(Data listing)

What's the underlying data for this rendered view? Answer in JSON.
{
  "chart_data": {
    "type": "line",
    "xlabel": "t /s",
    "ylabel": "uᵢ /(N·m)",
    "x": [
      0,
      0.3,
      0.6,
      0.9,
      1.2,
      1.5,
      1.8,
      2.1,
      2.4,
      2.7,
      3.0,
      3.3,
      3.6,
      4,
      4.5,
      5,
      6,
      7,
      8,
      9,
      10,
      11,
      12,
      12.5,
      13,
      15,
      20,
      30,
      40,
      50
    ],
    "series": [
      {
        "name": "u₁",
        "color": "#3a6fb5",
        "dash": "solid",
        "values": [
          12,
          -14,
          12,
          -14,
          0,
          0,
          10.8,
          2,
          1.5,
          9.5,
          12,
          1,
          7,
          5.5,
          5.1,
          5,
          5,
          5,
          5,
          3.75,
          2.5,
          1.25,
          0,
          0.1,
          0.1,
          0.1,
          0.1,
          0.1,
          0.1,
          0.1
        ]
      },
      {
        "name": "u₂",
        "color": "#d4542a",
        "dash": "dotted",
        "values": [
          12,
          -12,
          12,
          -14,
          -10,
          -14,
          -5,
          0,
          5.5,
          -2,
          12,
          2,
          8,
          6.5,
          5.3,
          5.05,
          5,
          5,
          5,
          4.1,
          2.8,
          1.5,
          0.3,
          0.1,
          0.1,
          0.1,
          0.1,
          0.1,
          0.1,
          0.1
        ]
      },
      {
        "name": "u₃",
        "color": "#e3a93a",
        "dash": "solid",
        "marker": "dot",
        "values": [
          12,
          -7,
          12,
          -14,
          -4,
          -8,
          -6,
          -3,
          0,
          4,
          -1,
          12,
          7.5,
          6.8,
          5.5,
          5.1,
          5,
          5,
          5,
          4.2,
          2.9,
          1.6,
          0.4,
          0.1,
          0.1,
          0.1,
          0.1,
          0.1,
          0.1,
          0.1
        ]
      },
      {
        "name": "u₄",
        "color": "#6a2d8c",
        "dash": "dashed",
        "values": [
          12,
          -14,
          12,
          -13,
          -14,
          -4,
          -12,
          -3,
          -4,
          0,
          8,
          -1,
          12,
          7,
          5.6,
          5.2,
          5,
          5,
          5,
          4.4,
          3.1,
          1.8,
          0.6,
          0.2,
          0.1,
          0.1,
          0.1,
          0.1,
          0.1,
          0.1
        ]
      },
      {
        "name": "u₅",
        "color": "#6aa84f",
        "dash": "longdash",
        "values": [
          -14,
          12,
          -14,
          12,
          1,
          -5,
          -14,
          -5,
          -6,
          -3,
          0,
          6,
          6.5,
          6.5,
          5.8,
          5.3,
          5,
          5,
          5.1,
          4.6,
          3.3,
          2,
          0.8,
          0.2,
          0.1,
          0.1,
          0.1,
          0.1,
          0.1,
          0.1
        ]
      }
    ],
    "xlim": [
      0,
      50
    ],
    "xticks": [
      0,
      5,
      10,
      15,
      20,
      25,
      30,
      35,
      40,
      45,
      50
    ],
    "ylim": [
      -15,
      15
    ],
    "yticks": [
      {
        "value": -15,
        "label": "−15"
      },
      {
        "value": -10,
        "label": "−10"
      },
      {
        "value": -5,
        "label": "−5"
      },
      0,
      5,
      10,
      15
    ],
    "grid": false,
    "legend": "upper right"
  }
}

_Aim of the task_: Transcribe every line of the data, exactly as it stands.

_Result for this task_:
What's the underlying data for this rendered view? Answer in JSON.
{
  "chart_data": {
    "type": "line",
    "xlabel": "t /s",
    "ylabel": "uᵢ /(N·m)",
    "x": [
      0,
      0.3,
      0.6,
      0.9,
      1.2,
      1.5,
      1.8,
      2.1,
      2.4,
      2.7,
      3.0,
      3.3,
      3.6,
      4,
      4.5,
      5,
      6,
      7,
      8,
      9,
      10,
      11,
      12,
      12.5,
      13,
      15,
      20,
      30,
      40,
      50
    ],
    "series": [
      {
        "name": "u₁",
        "color": "#3a6fb5",
        "dash": "solid",
        "values": [
          12,
          -14,
          12,
          -14,
          0,
          0,
          10.8,
          2,
          1.5,
          9.5,
          12,
          1,
          7,
          5.5,
          5.1,
          5,
          5,
          5,
          5,
          3.75,
          2.5,
          1.25,
          0,
          0.1,
          0.1,
          0.1,
          0.1,
          0.1,
          0.1,
          0.1
        ]
      },
      {
        "name": "u₂",
        "color": "#d4542a",
        "dash": "dotted",
        "values": [
          12,
          -12,
          12,
          -14,
          -10,
          -14,
          -5,
          0,
          5.5,
          -2,
          12,
          2,
          8,
          6.5,
          5.3,
          5.05,
          5,
          5,
          5,
          4.1,
          2.8,
          1.5,
          0.3,
          0.1,
          0.1,
          0.1,
          0.1,
          0.1,
          0.1,
          0.1
        ]
      },
      {
        "name": "u₃",
        "color": "#e3a93a",
        "dash": "solid",
        "marker": "dot",
        "values": [
          12,
          -7,
          12,
          -14,
          -4,
          -8,
          -6,
          -3,
          0,
          4,
          -1,
          12,
          7.5,
          6.8,
          5.5,
          5.1,
          5,
          5,
          5,
          4.2,
          2.9,
          1.6,
          0.4,
          0.1,
          0.1,
          0.1,
          0.1,
          0.1,
          0.1,
          0.1
        ]
      },
      {
        "name": "u₄",
        "color": "#6a2d8c",
        "dash": "dashed",
        "values": [
          12,
          -14,
          12,
          -13,
          -14,
          -4,
          -12,
          -3,
          -4,
          0,
          8,
          -1,
          12,
          7,
          5.6,
          5.2,
          5,
          5,
          5,
          4.4,
          3.1,
          1.8,
          0.6,
          0.2,
          0.1,
          0.1,
          0.1,
          0.1,
          0.1,
          0.1
        ]
      },
      {
        "name": "u₅",
        "color": "#6aa84f",
        "dash": "longdash",
        "values": [
          -14,
          12,
          -14,
          12,
          1,
          -5,
          -14,
          -5,
          -6,
          -3,
          0,
          6,
          6.5,
          6.5,
          5.8,
          5.3,
          5,
          5,
          5.1,
          4.6,
          3.3,
          2,
          0.8,
          0.2,
          0.1,
          0.1,
          0.1,
          0.1,
          0.1,
          0.1
        ]
      }
    ],
    "xlim": [
      0,
      50
    ],
    "xticks": [
      0,
      5,
      10,
      15,
      20,
      25,
      30,
      35,
      40,
      45,
      50
    ],
    "ylim": [
      -15,
      15
    ],
    "yticks": [
      {
        "value": -15,
        "label": "−15"
      },
      {
        "value": -10,
        "label": "−10"
      },
      {
        "value": -5,
        "label": "−5"
      },
      0,
      5,
      10,
      15
    ],
    "grid": false,
    "legend": "upper right"
  }
}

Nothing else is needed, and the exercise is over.